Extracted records
-*-
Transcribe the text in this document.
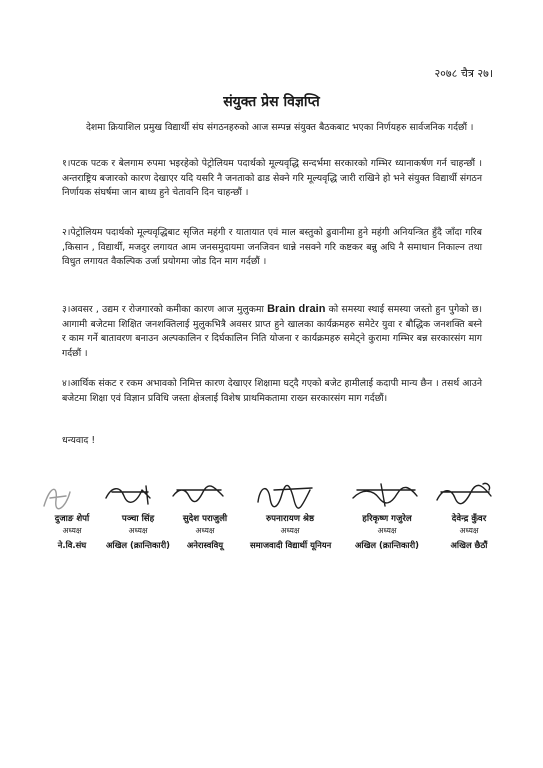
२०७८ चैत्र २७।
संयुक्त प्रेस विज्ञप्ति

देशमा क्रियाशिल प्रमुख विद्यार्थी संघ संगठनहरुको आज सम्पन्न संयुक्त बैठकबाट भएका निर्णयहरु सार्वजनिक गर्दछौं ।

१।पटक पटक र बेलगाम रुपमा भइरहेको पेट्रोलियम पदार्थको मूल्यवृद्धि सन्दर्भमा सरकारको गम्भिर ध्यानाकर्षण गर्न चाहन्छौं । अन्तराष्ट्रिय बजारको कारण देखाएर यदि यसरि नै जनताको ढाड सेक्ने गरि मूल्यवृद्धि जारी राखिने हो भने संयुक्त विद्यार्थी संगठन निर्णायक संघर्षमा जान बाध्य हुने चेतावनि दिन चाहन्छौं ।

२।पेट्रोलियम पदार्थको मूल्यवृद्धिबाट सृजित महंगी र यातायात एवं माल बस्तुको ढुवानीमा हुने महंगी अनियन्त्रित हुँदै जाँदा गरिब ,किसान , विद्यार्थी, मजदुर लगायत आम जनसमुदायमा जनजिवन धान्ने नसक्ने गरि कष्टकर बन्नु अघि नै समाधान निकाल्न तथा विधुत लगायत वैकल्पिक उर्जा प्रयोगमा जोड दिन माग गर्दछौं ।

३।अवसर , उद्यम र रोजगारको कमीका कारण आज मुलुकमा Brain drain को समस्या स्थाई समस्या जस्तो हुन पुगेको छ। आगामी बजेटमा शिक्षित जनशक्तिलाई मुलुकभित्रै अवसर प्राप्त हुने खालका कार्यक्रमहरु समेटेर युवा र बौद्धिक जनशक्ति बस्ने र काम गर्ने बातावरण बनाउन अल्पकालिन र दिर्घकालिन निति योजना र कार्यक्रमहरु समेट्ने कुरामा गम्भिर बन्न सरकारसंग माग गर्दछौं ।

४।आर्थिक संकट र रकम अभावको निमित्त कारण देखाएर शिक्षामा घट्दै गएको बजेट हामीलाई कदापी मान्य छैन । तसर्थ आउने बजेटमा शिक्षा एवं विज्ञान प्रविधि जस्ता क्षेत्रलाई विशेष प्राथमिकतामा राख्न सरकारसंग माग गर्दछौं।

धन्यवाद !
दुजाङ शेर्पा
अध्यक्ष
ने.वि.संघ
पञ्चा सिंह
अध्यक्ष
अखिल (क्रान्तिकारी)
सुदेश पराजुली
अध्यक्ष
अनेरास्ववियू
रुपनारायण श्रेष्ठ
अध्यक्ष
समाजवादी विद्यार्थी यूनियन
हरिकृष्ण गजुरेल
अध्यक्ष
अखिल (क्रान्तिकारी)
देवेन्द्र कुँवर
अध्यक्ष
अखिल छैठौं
-*-
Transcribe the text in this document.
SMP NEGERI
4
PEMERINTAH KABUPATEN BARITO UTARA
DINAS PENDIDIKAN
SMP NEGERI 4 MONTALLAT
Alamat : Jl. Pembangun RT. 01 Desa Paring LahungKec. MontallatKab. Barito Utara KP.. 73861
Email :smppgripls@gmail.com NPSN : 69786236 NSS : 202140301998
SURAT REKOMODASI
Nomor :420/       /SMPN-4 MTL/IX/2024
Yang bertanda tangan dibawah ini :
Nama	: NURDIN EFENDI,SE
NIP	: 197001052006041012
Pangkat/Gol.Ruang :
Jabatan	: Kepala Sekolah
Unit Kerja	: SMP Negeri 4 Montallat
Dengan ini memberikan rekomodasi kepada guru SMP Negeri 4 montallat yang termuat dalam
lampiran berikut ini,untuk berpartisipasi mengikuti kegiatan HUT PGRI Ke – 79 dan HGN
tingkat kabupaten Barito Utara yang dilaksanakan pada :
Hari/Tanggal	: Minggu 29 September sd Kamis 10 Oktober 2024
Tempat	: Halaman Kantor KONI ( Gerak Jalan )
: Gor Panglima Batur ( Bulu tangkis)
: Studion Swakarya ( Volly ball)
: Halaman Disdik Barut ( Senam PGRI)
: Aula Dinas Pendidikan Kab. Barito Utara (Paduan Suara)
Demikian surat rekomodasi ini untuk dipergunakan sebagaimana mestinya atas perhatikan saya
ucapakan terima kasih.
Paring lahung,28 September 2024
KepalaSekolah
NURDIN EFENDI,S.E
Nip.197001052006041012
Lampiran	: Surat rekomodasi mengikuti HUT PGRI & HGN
-*-
Challenge: From the records above, pick out and copy each line holding the word "Paring".

Expected answer:
Alamat : Jl. Pembangun RT. 01 Desa Paring LahungKec. MontallatKab. Barito Utara KP.. 73861
Paring lahung,28 September 2024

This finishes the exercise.